● What needs to be done
Output every entry exactly as written, but omit the pictures.

━━━━

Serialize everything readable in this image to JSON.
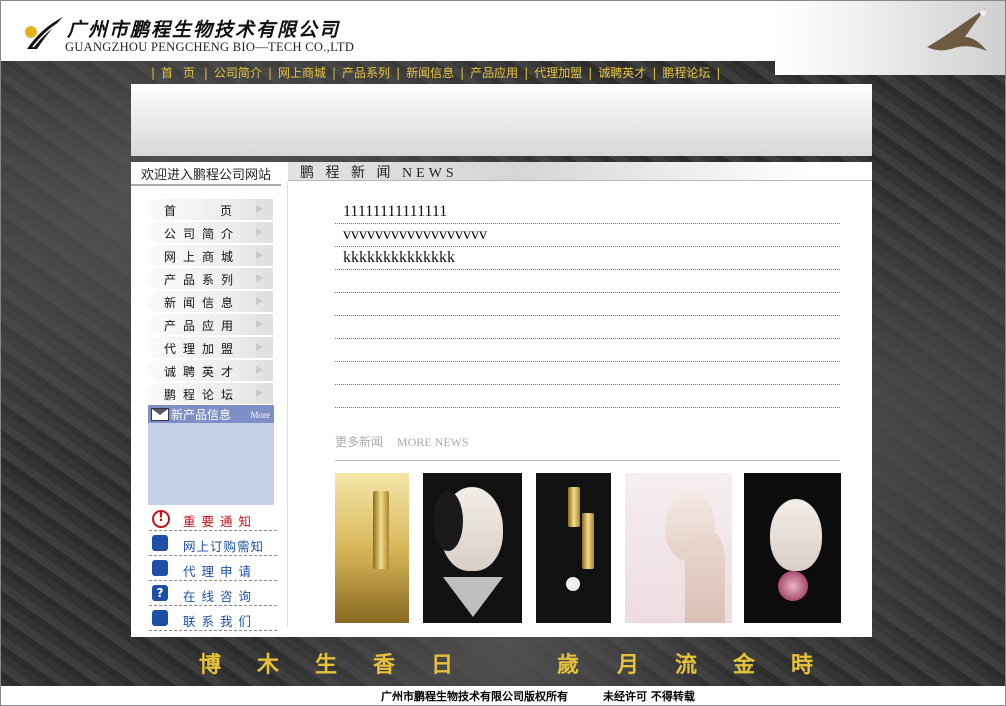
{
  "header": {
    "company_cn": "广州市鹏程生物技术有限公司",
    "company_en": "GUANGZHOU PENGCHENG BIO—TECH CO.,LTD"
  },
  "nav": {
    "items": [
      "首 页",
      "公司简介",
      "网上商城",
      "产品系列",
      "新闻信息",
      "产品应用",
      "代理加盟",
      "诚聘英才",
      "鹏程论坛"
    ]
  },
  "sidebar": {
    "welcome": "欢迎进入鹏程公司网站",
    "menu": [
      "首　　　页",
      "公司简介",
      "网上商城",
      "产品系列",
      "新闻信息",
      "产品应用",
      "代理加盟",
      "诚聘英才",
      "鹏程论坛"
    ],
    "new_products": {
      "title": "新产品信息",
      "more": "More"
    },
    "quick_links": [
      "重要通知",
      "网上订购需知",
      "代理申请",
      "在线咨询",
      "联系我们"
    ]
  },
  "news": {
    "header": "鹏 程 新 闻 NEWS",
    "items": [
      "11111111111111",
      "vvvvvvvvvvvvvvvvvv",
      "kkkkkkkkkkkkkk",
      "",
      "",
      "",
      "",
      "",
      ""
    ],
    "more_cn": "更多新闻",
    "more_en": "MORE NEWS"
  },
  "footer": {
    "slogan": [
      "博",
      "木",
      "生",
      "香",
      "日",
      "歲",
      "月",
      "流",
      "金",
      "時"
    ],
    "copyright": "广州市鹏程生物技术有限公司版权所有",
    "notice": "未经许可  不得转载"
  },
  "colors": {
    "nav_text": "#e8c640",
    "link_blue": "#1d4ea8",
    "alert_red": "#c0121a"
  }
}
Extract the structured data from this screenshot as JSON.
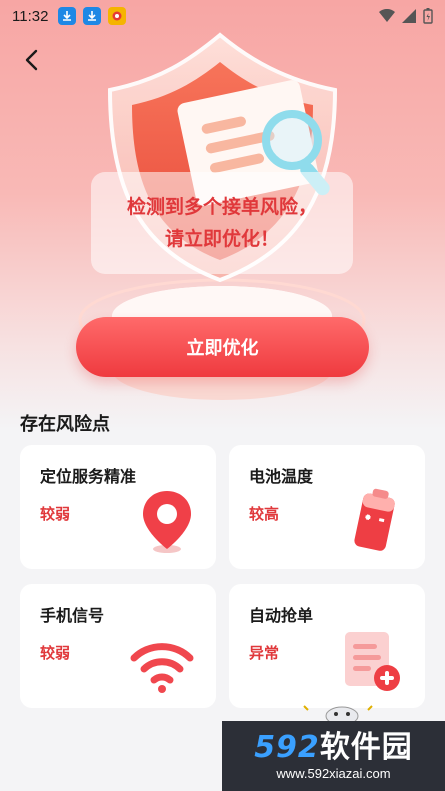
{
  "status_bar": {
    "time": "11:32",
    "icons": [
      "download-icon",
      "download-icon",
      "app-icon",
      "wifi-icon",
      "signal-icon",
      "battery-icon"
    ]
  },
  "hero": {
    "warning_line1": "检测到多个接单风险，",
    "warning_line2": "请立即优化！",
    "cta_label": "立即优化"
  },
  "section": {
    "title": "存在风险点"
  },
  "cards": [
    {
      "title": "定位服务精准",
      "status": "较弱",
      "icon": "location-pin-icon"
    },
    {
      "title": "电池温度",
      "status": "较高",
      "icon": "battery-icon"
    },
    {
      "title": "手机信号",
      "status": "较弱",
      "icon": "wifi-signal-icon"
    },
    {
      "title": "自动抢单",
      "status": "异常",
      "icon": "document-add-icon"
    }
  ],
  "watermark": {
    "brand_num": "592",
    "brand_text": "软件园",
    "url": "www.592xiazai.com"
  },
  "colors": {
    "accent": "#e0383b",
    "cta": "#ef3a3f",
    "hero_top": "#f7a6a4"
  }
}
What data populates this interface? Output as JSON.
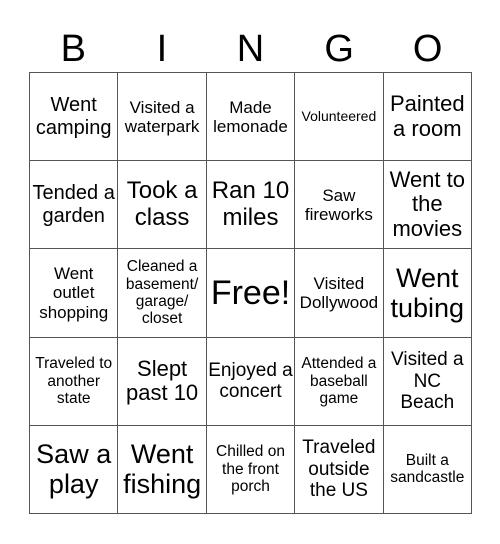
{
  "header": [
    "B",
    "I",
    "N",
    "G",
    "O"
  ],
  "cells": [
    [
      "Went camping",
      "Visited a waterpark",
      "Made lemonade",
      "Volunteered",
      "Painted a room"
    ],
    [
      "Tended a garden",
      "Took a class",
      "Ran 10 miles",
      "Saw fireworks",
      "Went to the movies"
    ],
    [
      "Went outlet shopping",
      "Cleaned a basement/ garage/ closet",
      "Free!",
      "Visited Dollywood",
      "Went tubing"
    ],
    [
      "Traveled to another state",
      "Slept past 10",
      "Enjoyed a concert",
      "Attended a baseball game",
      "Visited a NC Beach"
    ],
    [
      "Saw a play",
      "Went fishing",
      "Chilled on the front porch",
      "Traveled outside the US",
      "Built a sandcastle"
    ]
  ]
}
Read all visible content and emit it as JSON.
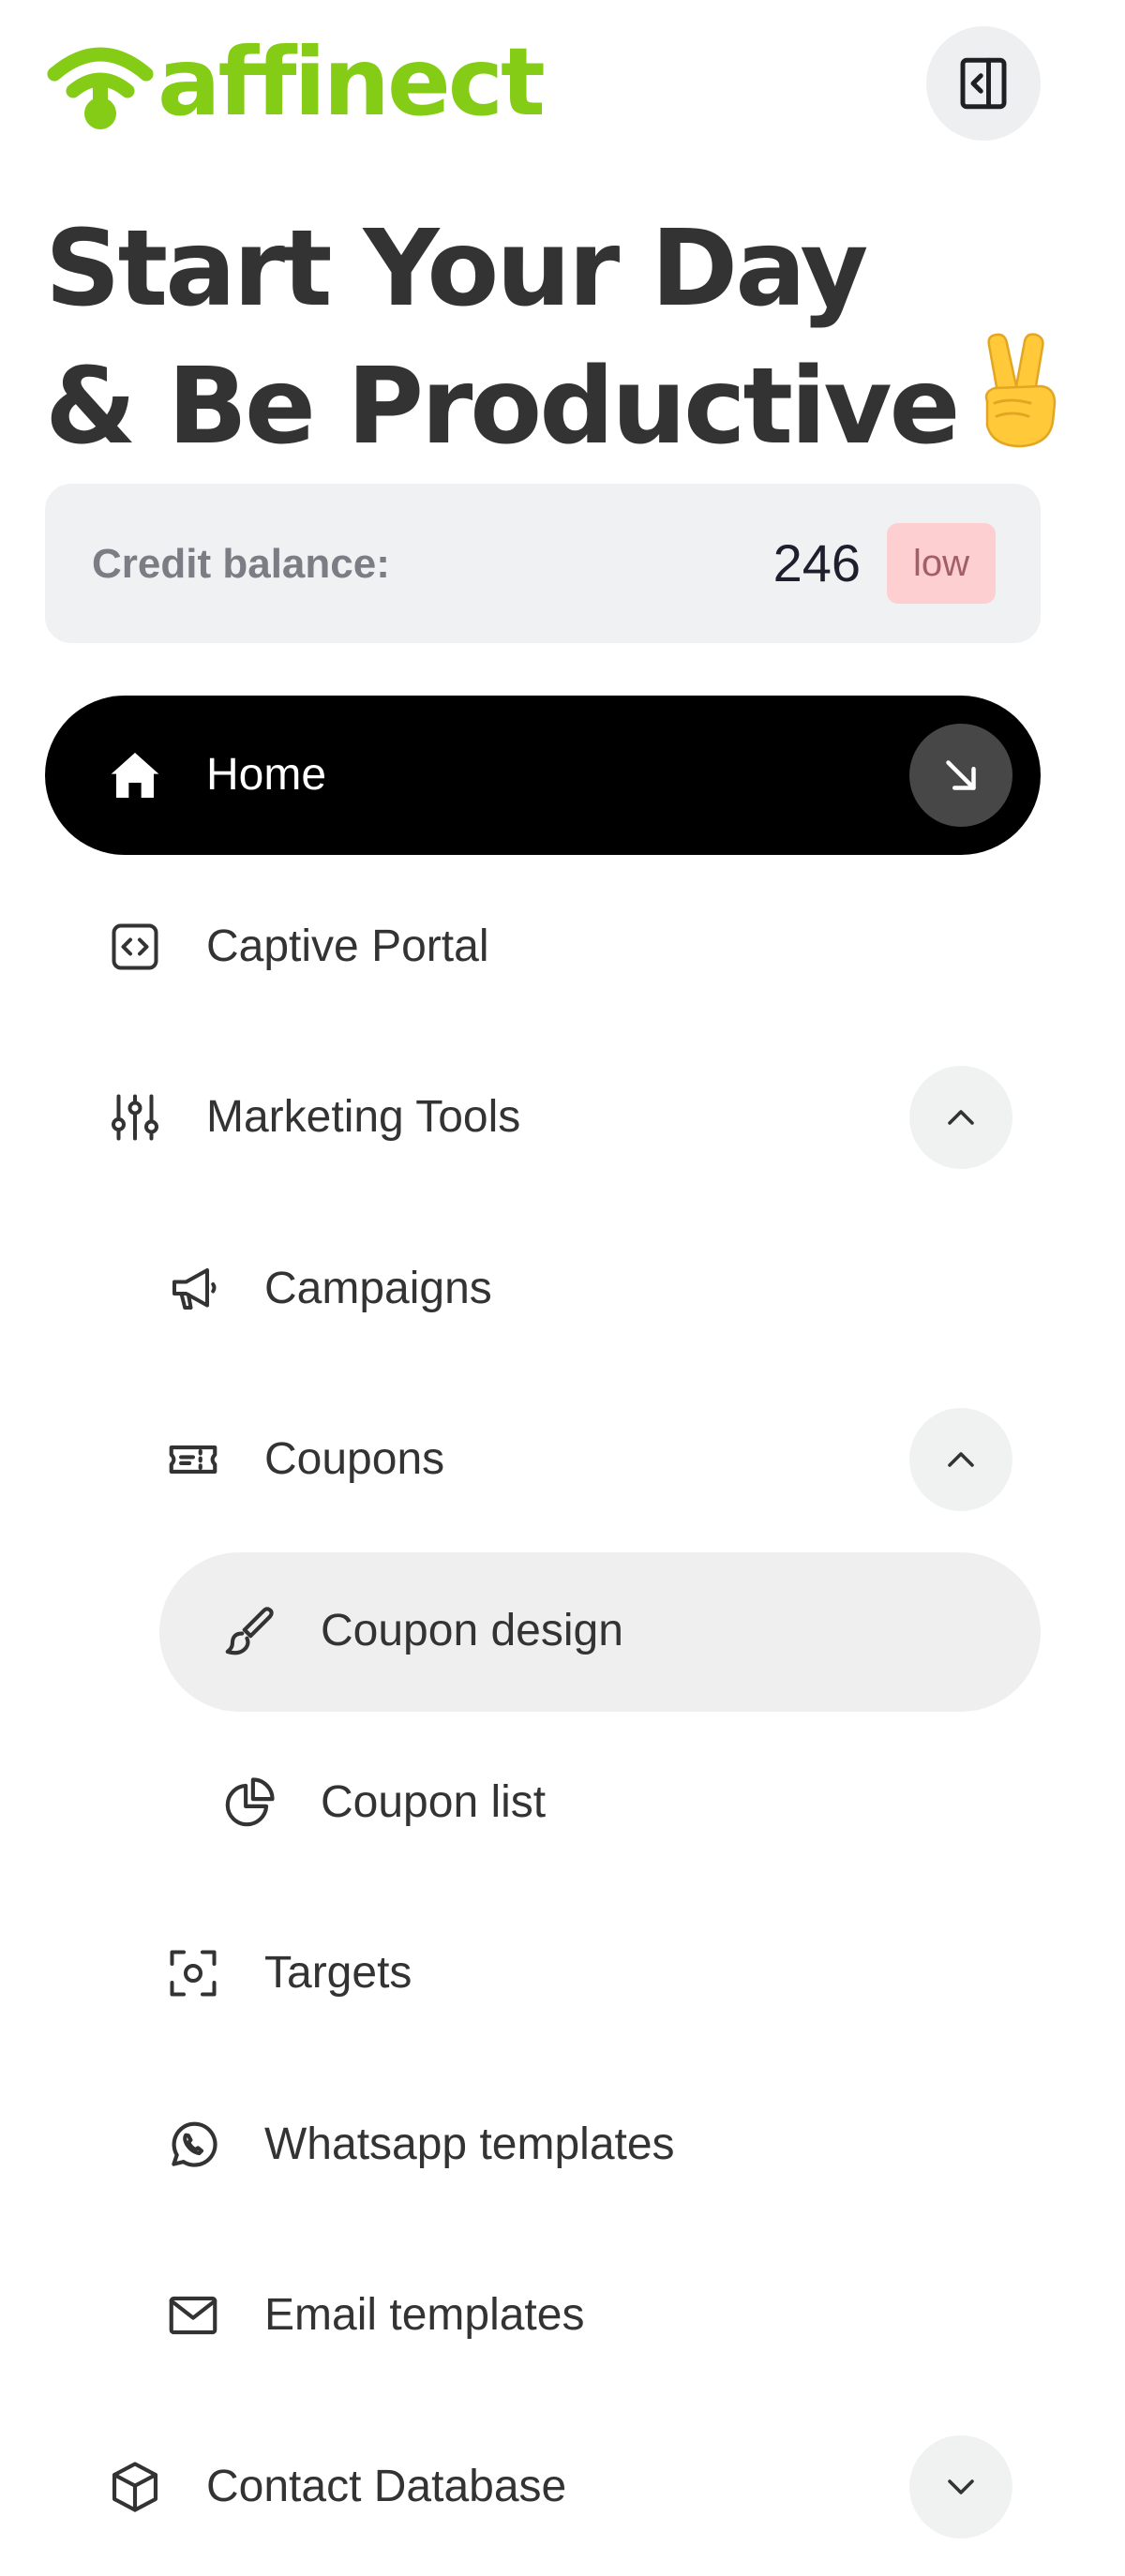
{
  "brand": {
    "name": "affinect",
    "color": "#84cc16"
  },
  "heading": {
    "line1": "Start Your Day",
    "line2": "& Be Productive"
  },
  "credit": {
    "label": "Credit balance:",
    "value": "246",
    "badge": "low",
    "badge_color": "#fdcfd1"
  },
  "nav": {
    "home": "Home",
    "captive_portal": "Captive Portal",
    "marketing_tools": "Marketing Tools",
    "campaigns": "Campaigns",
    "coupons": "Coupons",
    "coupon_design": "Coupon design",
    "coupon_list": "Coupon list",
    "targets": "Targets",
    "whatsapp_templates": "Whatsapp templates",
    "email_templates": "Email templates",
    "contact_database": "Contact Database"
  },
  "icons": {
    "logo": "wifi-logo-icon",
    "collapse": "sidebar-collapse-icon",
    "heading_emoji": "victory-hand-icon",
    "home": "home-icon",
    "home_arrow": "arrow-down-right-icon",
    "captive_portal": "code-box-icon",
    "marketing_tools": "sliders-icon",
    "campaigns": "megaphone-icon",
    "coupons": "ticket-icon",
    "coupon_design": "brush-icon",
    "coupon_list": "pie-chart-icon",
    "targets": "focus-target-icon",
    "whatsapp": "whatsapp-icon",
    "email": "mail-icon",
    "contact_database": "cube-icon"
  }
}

━━━━

● Response to the exercise
Serialize everything readable in this image to JSON.
{
  "header": {
    "company_cn": "广州市鹏程生物技术有限公司",
    "company_en": "GUANGZHOU PENGCHENG BIO—TECH CO.,LTD"
  },
  "nav": {
    "items": [
      "首 页",
      "公司简介",
      "网上商城",
      "产品系列",
      "新闻信息",
      "产品应用",
      "代理加盟",
      "诚聘英才",
      "鹏程论坛"
    ]
  },
  "sidebar": {
    "welcome": "欢迎进入鹏程公司网站",
    "menu": [
      "首　　　页",
      "公司简介",
      "网上商城",
      "产品系列",
      "新闻信息",
      "产品应用",
      "代理加盟",
      "诚聘英才",
      "鹏程论坛"
    ],
    "new_products": {
      "title": "新产品信息",
      "more": "More"
    },
    "quick_links": [
      "重要通知",
      "网上订购需知",
      "代理申请",
      "在线咨询",
      "联系我们"
    ]
  },
  "news": {
    "header": "鹏 程 新 闻 NEWS",
    "items": [
      "11111111111111",
      "vvvvvvvvvvvvvvvvvv",
      "kkkkkkkkkkkkkk",
      "",
      "",
      "",
      "",
      "",
      ""
    ],
    "more_cn": "更多新闻",
    "more_en": "MORE NEWS"
  },
  "footer": {
    "slogan": [
      "博",
      "木",
      "生",
      "香",
      "日",
      "歲",
      "月",
      "流",
      "金",
      "時"
    ],
    "copyright": "广州市鹏程生物技术有限公司版权所有",
    "notice": "未经许可  不得转载"
  },
  "colors": {
    "nav_text": "#e8c640",
    "link_blue": "#1d4ea8",
    "alert_red": "#c0121a"
  }
}
Extract the structured data from this screenshot as JSON.
{
  "status_bar": {
    "time": "11:32",
    "icons": [
      "download-icon",
      "download-icon",
      "app-icon",
      "wifi-icon",
      "signal-icon",
      "battery-icon"
    ]
  },
  "hero": {
    "warning_line1": "检测到多个接单风险，",
    "warning_line2": "请立即优化！",
    "cta_label": "立即优化"
  },
  "section": {
    "title": "存在风险点"
  },
  "cards": [
    {
      "title": "定位服务精准",
      "status": "较弱",
      "icon": "location-pin-icon"
    },
    {
      "title": "电池温度",
      "status": "较高",
      "icon": "battery-icon"
    },
    {
      "title": "手机信号",
      "status": "较弱",
      "icon": "wifi-signal-icon"
    },
    {
      "title": "自动抢单",
      "status": "异常",
      "icon": "document-add-icon"
    }
  ],
  "watermark": {
    "brand_num": "592",
    "brand_text": "软件园",
    "url": "www.592xiazai.com"
  },
  "colors": {
    "accent": "#e0383b",
    "cta": "#ef3a3f",
    "hero_top": "#f7a6a4"
  }
}
What data populates this interface? Output as JSON.
{
  "header": [
    "B",
    "I",
    "N",
    "G",
    "O"
  ],
  "cells": [
    [
      "Went camping",
      "Visited a waterpark",
      "Made lemonade",
      "Volunteered",
      "Painted a room"
    ],
    [
      "Tended a garden",
      "Took a class",
      "Ran 10 miles",
      "Saw fireworks",
      "Went to the movies"
    ],
    [
      "Went outlet shopping",
      "Cleaned a basement/ garage/ closet",
      "Free!",
      "Visited Dollywood",
      "Went tubing"
    ],
    [
      "Traveled to another state",
      "Slept past 10",
      "Enjoyed a concert",
      "Attended a baseball game",
      "Visited a NC Beach"
    ],
    [
      "Saw a play",
      "Went fishing",
      "Chilled on the front porch",
      "Traveled outside the US",
      "Built a sandcastle"
    ]
  ]
}
Read all visible content and emit it as JSON.
{
  "brand": {
    "name": "affinect",
    "color": "#84cc16"
  },
  "heading": {
    "line1": "Start Your Day",
    "line2": "& Be Productive"
  },
  "credit": {
    "label": "Credit balance:",
    "value": "246",
    "badge": "low",
    "badge_color": "#fdcfd1"
  },
  "nav": {
    "home": "Home",
    "captive_portal": "Captive Portal",
    "marketing_tools": "Marketing Tools",
    "campaigns": "Campaigns",
    "coupons": "Coupons",
    "coupon_design": "Coupon design",
    "coupon_list": "Coupon list",
    "targets": "Targets",
    "whatsapp_templates": "Whatsapp templates",
    "email_templates": "Email templates",
    "contact_database": "Contact Database"
  },
  "icons": {
    "logo": "wifi-logo-icon",
    "collapse": "sidebar-collapse-icon",
    "heading_emoji": "victory-hand-icon",
    "home": "home-icon",
    "home_arrow": "arrow-down-right-icon",
    "captive_portal": "code-box-icon",
    "marketing_tools": "sliders-icon",
    "campaigns": "megaphone-icon",
    "coupons": "ticket-icon",
    "coupon_design": "brush-icon",
    "coupon_list": "pie-chart-icon",
    "targets": "focus-target-icon",
    "whatsapp": "whatsapp-icon",
    "email": "mail-icon",
    "contact_database": "cube-icon"
  }
}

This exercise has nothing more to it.